> **THE TASK**: Go through the listing and return every line with "plain" in it.

[Stored records]

┌──

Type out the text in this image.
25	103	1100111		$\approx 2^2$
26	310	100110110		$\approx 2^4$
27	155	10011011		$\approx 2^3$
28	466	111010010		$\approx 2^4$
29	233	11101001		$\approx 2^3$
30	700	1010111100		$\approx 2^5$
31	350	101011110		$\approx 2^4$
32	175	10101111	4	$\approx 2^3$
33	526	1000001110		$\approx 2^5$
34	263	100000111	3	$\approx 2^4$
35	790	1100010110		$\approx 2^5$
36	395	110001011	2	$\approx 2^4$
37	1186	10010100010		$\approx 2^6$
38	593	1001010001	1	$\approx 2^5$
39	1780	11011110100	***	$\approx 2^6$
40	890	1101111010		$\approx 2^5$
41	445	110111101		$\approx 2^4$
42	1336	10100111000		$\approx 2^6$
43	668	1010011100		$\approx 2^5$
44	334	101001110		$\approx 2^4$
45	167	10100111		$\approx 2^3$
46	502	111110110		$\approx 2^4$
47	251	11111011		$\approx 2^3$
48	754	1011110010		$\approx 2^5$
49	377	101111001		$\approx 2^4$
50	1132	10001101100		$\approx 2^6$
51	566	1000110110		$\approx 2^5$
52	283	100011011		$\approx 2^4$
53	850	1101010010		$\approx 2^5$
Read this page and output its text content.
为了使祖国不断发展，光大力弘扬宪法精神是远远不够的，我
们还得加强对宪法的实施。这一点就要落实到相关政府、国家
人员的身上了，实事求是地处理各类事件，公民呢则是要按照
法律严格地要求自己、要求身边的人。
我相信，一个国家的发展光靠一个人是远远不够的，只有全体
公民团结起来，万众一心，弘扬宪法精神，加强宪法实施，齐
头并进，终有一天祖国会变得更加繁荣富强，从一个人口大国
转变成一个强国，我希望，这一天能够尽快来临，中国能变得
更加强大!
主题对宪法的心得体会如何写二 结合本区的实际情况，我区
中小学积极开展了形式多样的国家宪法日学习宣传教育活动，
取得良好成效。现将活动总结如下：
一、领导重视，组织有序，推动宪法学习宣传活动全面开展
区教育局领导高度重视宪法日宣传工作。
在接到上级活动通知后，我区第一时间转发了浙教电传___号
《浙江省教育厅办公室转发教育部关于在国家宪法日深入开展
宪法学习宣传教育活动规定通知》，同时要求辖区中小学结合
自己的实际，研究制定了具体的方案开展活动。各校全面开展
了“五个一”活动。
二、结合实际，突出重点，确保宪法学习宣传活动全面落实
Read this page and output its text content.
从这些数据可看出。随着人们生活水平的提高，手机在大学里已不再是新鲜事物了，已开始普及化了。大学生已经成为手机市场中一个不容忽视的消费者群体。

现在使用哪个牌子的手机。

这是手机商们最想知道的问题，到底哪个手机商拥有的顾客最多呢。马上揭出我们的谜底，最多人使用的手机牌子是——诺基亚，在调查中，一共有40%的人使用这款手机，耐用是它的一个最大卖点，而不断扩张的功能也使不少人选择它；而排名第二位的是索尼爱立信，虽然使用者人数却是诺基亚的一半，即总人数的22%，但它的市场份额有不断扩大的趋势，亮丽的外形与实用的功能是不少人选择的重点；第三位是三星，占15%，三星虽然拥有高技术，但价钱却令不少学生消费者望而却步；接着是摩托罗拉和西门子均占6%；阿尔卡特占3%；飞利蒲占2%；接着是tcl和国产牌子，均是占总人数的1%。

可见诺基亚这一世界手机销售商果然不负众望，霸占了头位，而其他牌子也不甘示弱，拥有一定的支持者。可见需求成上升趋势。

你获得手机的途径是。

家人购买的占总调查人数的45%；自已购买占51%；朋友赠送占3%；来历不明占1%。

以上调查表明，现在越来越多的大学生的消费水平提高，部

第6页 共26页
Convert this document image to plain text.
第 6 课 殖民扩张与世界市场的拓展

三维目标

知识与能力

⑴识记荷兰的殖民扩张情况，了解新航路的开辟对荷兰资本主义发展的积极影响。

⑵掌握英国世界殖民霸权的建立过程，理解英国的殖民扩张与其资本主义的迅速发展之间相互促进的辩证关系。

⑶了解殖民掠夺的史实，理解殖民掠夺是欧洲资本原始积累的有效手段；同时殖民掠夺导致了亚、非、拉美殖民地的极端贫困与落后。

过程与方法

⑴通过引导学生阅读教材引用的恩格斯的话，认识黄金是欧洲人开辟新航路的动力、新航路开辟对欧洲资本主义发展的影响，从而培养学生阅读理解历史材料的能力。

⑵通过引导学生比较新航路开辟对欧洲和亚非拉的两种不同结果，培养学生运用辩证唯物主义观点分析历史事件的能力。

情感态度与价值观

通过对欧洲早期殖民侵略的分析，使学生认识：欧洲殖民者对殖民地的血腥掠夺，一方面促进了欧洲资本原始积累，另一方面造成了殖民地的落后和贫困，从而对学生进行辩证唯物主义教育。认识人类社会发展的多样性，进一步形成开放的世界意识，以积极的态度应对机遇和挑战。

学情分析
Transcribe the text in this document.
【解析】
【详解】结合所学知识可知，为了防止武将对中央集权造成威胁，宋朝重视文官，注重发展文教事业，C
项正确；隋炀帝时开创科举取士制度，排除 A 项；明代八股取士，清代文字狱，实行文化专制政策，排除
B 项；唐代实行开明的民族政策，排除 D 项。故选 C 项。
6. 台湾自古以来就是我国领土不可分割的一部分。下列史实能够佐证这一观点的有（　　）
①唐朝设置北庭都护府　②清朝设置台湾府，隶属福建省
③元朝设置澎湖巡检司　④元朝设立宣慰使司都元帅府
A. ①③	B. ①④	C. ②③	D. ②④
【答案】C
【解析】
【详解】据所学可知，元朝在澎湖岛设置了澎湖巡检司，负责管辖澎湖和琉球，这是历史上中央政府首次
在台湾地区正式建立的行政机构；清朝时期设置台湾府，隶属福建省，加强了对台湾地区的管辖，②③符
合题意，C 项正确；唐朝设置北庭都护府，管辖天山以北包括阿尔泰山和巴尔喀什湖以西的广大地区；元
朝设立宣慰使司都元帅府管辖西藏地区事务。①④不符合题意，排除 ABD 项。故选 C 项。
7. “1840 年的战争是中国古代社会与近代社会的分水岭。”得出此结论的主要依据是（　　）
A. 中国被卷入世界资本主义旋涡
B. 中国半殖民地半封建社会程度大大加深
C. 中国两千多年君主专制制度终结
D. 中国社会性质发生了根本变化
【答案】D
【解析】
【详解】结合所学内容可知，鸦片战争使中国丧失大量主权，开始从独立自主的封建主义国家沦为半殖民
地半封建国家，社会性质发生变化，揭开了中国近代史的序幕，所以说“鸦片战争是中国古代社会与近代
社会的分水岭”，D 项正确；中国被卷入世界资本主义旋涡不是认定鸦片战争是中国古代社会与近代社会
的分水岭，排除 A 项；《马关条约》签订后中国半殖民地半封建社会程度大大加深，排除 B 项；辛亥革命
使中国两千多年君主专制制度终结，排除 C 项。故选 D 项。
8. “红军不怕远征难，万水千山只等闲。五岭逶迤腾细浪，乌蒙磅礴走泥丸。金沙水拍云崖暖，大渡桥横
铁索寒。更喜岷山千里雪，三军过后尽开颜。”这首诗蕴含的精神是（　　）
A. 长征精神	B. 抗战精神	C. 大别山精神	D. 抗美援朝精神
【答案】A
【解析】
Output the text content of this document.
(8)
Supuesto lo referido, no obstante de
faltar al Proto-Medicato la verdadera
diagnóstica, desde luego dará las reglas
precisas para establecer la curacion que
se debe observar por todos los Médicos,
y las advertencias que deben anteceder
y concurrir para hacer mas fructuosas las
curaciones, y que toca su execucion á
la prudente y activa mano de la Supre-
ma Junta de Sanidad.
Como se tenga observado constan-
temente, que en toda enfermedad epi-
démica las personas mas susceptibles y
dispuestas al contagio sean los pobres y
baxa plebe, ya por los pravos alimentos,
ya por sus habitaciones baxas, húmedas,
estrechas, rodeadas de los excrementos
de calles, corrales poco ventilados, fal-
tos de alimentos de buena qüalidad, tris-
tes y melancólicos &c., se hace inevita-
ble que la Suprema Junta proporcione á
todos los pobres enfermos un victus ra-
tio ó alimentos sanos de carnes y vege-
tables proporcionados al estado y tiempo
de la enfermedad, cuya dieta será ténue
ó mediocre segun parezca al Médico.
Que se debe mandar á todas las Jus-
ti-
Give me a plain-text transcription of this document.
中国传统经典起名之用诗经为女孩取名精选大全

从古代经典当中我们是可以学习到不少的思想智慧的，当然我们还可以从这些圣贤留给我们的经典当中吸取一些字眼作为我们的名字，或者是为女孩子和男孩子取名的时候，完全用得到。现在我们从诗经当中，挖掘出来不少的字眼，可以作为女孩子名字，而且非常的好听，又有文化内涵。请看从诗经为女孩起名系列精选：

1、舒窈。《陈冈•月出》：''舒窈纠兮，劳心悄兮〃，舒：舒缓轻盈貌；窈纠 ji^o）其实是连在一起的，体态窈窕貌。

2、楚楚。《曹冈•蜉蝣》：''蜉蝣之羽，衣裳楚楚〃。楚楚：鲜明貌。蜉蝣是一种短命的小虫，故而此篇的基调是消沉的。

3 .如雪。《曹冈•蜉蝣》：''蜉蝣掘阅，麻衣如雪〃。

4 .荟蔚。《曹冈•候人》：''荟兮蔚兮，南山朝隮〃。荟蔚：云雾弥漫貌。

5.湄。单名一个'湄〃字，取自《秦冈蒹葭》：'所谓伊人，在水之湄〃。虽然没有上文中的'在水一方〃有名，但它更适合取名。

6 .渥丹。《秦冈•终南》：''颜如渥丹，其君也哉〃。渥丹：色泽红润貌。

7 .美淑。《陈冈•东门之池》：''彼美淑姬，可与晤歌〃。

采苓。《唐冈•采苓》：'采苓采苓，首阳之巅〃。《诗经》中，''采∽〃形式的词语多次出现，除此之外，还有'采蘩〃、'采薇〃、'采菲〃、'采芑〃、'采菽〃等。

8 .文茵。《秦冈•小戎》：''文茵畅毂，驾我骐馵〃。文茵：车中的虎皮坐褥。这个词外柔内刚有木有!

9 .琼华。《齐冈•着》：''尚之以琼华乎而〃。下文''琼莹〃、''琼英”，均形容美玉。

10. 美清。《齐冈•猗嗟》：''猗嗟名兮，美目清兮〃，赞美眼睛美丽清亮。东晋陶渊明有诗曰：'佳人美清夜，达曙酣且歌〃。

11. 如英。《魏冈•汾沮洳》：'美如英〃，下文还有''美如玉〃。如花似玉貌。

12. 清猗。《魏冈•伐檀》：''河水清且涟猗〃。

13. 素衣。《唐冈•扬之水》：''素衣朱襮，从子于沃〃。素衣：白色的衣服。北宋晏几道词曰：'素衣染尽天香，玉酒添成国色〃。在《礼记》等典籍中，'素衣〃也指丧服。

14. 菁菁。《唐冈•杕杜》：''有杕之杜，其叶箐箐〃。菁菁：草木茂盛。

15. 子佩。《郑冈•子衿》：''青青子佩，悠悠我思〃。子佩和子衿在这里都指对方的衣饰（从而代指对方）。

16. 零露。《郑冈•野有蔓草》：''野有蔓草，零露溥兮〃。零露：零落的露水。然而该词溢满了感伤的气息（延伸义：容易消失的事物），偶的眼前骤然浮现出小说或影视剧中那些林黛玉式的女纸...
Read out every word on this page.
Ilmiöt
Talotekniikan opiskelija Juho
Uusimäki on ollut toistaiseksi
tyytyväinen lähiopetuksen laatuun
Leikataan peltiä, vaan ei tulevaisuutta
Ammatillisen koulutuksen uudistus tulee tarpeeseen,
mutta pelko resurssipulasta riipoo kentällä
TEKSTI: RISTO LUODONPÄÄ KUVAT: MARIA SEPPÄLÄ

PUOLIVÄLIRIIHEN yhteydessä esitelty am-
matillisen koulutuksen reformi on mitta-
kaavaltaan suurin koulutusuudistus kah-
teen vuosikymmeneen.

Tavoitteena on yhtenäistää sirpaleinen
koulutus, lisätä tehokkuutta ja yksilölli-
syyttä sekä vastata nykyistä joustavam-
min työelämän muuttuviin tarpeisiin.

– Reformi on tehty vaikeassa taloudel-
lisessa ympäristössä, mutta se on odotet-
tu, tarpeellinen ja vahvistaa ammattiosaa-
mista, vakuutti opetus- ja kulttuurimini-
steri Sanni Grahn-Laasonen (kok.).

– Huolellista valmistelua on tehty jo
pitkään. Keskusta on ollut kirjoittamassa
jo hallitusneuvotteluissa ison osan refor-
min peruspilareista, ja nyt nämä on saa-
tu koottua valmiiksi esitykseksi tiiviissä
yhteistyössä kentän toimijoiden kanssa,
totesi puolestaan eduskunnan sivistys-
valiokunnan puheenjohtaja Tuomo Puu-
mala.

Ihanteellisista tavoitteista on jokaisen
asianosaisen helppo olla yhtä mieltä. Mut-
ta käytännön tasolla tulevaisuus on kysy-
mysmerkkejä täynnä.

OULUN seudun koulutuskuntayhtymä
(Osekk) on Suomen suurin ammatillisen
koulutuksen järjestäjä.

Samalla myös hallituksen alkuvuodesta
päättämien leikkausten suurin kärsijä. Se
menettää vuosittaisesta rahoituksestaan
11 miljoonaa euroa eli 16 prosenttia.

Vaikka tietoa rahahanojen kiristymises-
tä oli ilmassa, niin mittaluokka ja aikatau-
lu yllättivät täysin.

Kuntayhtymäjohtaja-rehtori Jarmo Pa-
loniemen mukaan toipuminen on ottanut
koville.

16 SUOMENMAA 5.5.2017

└──

> **OUTPUT BELOW**:
Convert this document image to plain text.
Give me a plain-text transcription of this document.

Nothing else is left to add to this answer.